### Task details
Transcribe the records that follow exactly. Skip the pictures.

### Input

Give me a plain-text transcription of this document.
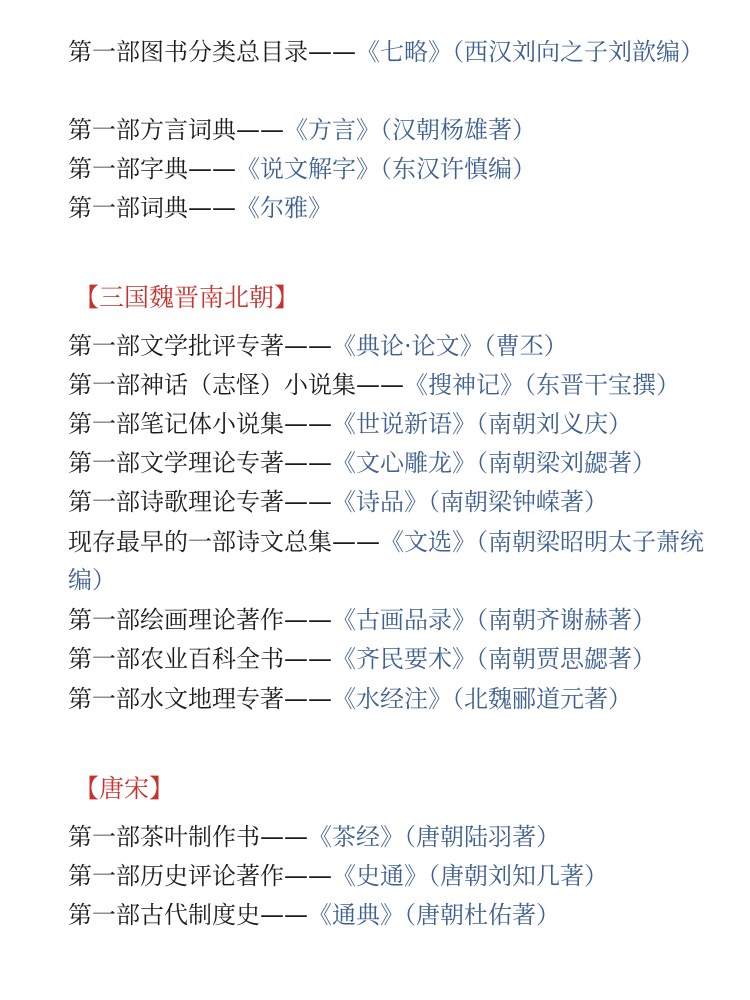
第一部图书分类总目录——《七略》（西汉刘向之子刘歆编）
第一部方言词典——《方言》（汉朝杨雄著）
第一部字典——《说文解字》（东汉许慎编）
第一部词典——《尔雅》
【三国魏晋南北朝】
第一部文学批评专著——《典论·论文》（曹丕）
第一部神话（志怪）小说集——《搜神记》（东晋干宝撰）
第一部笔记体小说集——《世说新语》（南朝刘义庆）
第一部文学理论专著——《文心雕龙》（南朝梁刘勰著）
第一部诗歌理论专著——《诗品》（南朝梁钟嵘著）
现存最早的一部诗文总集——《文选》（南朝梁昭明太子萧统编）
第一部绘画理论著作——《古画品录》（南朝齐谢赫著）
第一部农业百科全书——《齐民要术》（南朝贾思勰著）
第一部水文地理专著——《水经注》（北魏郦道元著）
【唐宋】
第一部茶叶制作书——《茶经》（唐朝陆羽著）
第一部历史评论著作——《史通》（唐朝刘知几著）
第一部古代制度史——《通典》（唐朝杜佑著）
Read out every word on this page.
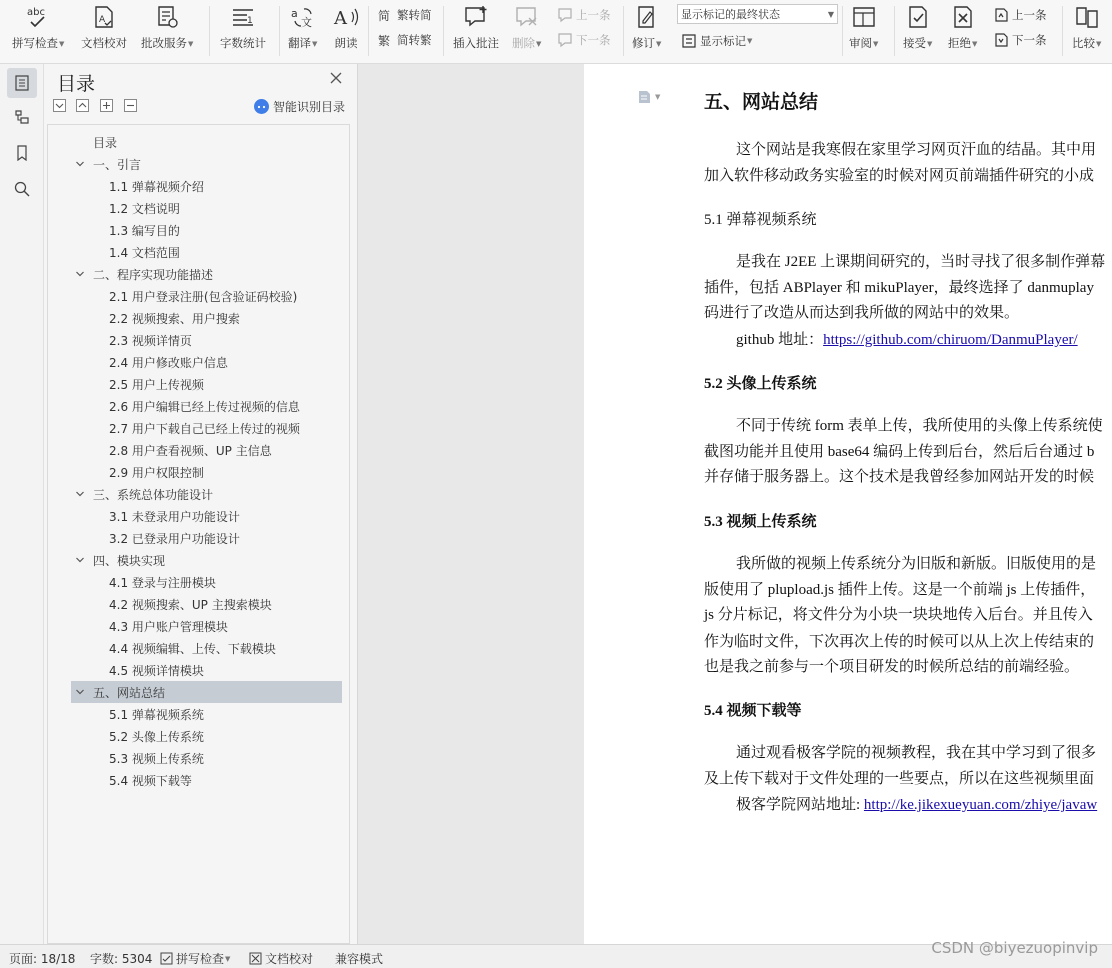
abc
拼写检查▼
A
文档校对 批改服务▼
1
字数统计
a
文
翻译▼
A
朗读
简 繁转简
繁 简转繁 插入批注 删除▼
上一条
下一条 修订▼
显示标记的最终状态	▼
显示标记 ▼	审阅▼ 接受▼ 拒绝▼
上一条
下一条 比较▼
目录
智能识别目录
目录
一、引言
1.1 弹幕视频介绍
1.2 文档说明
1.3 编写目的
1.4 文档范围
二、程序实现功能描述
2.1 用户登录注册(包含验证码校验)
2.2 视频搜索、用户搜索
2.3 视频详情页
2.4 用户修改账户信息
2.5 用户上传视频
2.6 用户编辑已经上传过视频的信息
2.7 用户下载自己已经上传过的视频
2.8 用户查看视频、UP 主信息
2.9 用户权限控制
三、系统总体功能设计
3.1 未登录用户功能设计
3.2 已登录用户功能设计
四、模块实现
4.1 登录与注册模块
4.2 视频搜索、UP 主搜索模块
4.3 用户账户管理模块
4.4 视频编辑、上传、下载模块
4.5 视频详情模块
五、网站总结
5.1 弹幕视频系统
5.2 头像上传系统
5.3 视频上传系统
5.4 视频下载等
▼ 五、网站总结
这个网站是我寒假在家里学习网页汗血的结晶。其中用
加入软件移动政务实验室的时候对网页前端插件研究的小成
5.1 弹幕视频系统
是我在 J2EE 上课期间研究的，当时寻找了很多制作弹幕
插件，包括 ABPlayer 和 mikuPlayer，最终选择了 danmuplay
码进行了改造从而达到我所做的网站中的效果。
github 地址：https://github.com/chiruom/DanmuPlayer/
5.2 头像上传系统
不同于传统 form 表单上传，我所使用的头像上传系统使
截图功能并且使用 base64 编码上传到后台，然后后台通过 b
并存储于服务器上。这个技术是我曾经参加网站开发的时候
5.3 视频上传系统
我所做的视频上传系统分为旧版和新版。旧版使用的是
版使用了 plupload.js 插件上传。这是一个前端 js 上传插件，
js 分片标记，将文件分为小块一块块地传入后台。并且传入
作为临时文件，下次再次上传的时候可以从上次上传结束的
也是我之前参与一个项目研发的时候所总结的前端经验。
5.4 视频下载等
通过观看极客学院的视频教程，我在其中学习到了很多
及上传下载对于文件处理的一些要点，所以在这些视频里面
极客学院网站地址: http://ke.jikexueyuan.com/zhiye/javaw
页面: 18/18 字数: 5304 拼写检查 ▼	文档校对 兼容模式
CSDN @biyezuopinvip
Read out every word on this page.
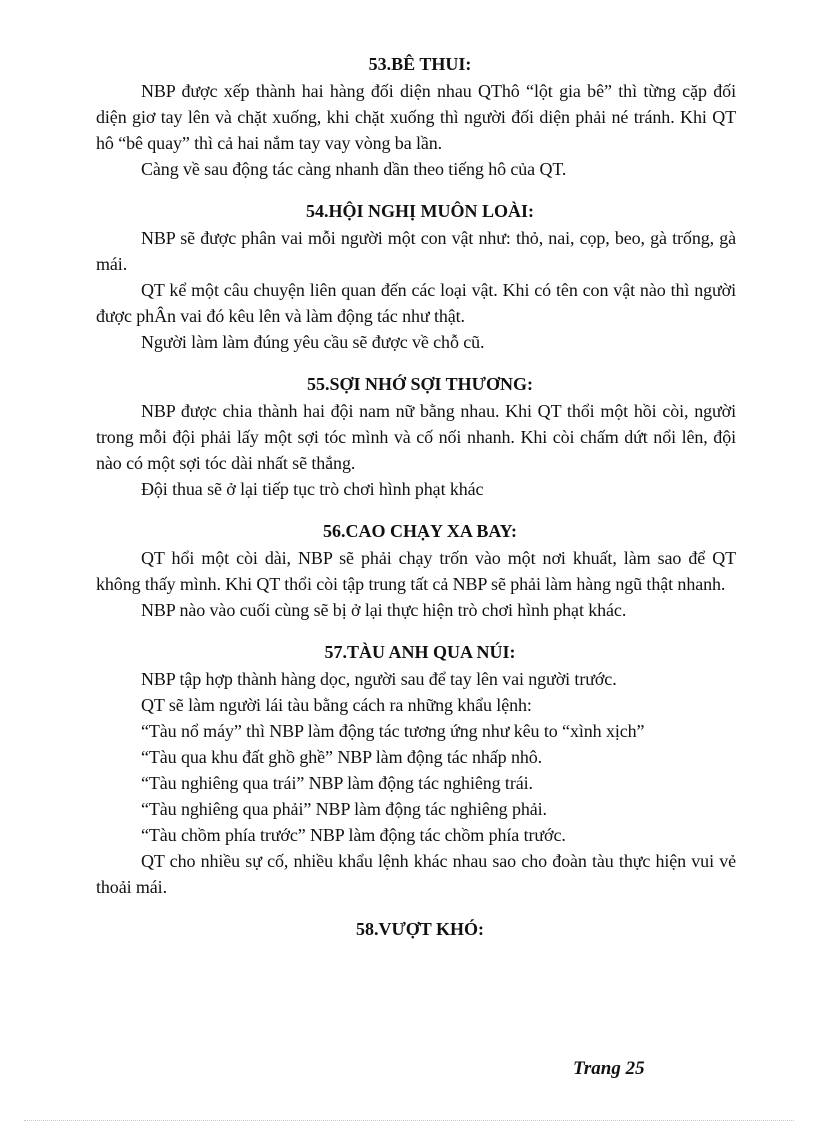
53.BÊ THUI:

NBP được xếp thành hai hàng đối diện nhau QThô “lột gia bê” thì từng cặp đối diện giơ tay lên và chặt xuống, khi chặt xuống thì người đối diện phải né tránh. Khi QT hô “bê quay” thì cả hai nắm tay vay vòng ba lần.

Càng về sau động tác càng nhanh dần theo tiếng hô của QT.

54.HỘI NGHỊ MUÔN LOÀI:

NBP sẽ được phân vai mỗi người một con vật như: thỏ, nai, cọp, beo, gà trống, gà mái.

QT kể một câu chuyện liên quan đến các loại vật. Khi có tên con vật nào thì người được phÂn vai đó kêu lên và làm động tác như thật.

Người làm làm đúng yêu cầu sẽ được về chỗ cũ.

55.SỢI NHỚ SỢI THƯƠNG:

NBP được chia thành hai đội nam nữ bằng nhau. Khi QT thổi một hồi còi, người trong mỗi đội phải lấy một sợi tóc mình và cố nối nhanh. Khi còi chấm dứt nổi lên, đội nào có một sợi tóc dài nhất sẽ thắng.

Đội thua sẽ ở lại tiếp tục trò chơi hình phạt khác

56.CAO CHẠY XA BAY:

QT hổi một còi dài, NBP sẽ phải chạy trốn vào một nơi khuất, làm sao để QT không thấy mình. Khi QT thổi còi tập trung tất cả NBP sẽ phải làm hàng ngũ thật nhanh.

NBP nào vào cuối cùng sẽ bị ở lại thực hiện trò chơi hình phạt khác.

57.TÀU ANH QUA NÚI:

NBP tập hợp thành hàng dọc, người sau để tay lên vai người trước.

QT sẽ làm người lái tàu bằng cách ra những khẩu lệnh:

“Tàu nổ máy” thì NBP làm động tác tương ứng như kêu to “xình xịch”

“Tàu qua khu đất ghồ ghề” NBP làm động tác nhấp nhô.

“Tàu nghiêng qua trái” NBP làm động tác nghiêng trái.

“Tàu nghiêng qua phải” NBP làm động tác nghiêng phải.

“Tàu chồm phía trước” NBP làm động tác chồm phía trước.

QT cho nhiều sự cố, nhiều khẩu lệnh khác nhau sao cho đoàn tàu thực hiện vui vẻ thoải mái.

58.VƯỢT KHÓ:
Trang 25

### The reply
Give me a plain-text transcription of this document.
第一部图书分类总目录——《七略》（西汉刘向之子刘歆编）
第一部方言词典——《方言》（汉朝杨雄著）
第一部字典——《说文解字》（东汉许慎编）
第一部词典——《尔雅》
【三国魏晋南北朝】
第一部文学批评专著——《典论·论文》（曹丕）
第一部神话（志怪）小说集——《搜神记》（东晋干宝撰）
第一部笔记体小说集——《世说新语》（南朝刘义庆）
第一部文学理论专著——《文心雕龙》（南朝梁刘勰著）
第一部诗歌理论专著——《诗品》（南朝梁钟嵘著）
现存最早的一部诗文总集——《文选》（南朝梁昭明太子萧统编）
第一部绘画理论著作——《古画品录》（南朝齐谢赫著）
第一部农业百科全书——《齐民要术》（南朝贾思勰著）
第一部水文地理专著——《水经注》（北魏郦道元著）
【唐宋】
第一部茶叶制作书——《茶经》（唐朝陆羽著）
第一部历史评论著作——《史通》（唐朝刘知几著）
第一部古代制度史——《通典》（唐朝杜佑著）
Read out every word on this page.
abc
拼写检查▼
A
文档校对 批改服务▼
1
字数统计
a
文
翻译▼
A
朗读
简 繁转简
繁 简转繁 插入批注 删除▼
上一条
下一条 修订▼
显示标记的最终状态	▼
显示标记 ▼	审阅▼ 接受▼ 拒绝▼
上一条
下一条 比较▼
目录
智能识别目录
目录
一、引言
1.1 弹幕视频介绍
1.2 文档说明
1.3 编写目的
1.4 文档范围
二、程序实现功能描述
2.1 用户登录注册(包含验证码校验)
2.2 视频搜索、用户搜索
2.3 视频详情页
2.4 用户修改账户信息
2.5 用户上传视频
2.6 用户编辑已经上传过视频的信息
2.7 用户下载自己已经上传过的视频
2.8 用户查看视频、UP 主信息
2.9 用户权限控制
三、系统总体功能设计
3.1 未登录用户功能设计
3.2 已登录用户功能设计
四、模块实现
4.1 登录与注册模块
4.2 视频搜索、UP 主搜索模块
4.3 用户账户管理模块
4.4 视频编辑、上传、下载模块
4.5 视频详情模块
五、网站总结
5.1 弹幕视频系统
5.2 头像上传系统
5.3 视频上传系统
5.4 视频下载等
▼ 五、网站总结
这个网站是我寒假在家里学习网页汗血的结晶。其中用
加入软件移动政务实验室的时候对网页前端插件研究的小成
5.1 弹幕视频系统
是我在 J2EE 上课期间研究的，当时寻找了很多制作弹幕
插件，包括 ABPlayer 和 mikuPlayer，最终选择了 danmuplay
码进行了改造从而达到我所做的网站中的效果。
github 地址：https://github.com/chiruom/DanmuPlayer/
5.2 头像上传系统
不同于传统 form 表单上传，我所使用的头像上传系统使
截图功能并且使用 base64 编码上传到后台，然后后台通过 b
并存储于服务器上。这个技术是我曾经参加网站开发的时候
5.3 视频上传系统
我所做的视频上传系统分为旧版和新版。旧版使用的是
版使用了 plupload.js 插件上传。这是一个前端 js 上传插件，
js 分片标记，将文件分为小块一块块地传入后台。并且传入
作为临时文件，下次再次上传的时候可以从上次上传结束的
也是我之前参与一个项目研发的时候所总结的前端经验。
5.4 视频下载等
通过观看极客学院的视频教程，我在其中学习到了很多
及上传下载对于文件处理的一些要点，所以在这些视频里面
极客学院网站地址: http://ke.jikexueyuan.com/zhiye/javaw
页面: 18/18 字数: 5304 拼写检查 ▼	文档校对 兼容模式
CSDN @biyezuopinvip
Read out every word on this page.
53.BÊ THUI:

NBP được xếp thành hai hàng đối diện nhau QThô “lột gia bê” thì từng cặp đối diện giơ tay lên và chặt xuống, khi chặt xuống thì người đối diện phải né tránh. Khi QT hô “bê quay” thì cả hai nắm tay vay vòng ba lần.

Càng về sau động tác càng nhanh dần theo tiếng hô của QT.

54.HỘI NGHỊ MUÔN LOÀI:

NBP sẽ được phân vai mỗi người một con vật như: thỏ, nai, cọp, beo, gà trống, gà mái.

QT kể một câu chuyện liên quan đến các loại vật. Khi có tên con vật nào thì người được phÂn vai đó kêu lên và làm động tác như thật.

Người làm làm đúng yêu cầu sẽ được về chỗ cũ.

55.SỢI NHỚ SỢI THƯƠNG:

NBP được chia thành hai đội nam nữ bằng nhau. Khi QT thổi một hồi còi, người trong mỗi đội phải lấy một sợi tóc mình và cố nối nhanh. Khi còi chấm dứt nổi lên, đội nào có một sợi tóc dài nhất sẽ thắng.

Đội thua sẽ ở lại tiếp tục trò chơi hình phạt khác

56.CAO CHẠY XA BAY:

QT hổi một còi dài, NBP sẽ phải chạy trốn vào một nơi khuất, làm sao để QT không thấy mình. Khi QT thổi còi tập trung tất cả NBP sẽ phải làm hàng ngũ thật nhanh.

NBP nào vào cuối cùng sẽ bị ở lại thực hiện trò chơi hình phạt khác.

57.TÀU ANH QUA NÚI:

NBP tập hợp thành hàng dọc, người sau để tay lên vai người trước.

QT sẽ làm người lái tàu bằng cách ra những khẩu lệnh:

“Tàu nổ máy” thì NBP làm động tác tương ứng như kêu to “xình xịch”

“Tàu qua khu đất ghồ ghề” NBP làm động tác nhấp nhô.

“Tàu nghiêng qua trái” NBP làm động tác nghiêng trái.

“Tàu nghiêng qua phải” NBP làm động tác nghiêng phải.

“Tàu chồm phía trước” NBP làm động tác chồm phía trước.

QT cho nhiều sự cố, nhiều khẩu lệnh khác nhau sao cho đoàn tàu thực hiện vui vẻ thoải mái.

58.VƯỢT KHÓ:
Trang 25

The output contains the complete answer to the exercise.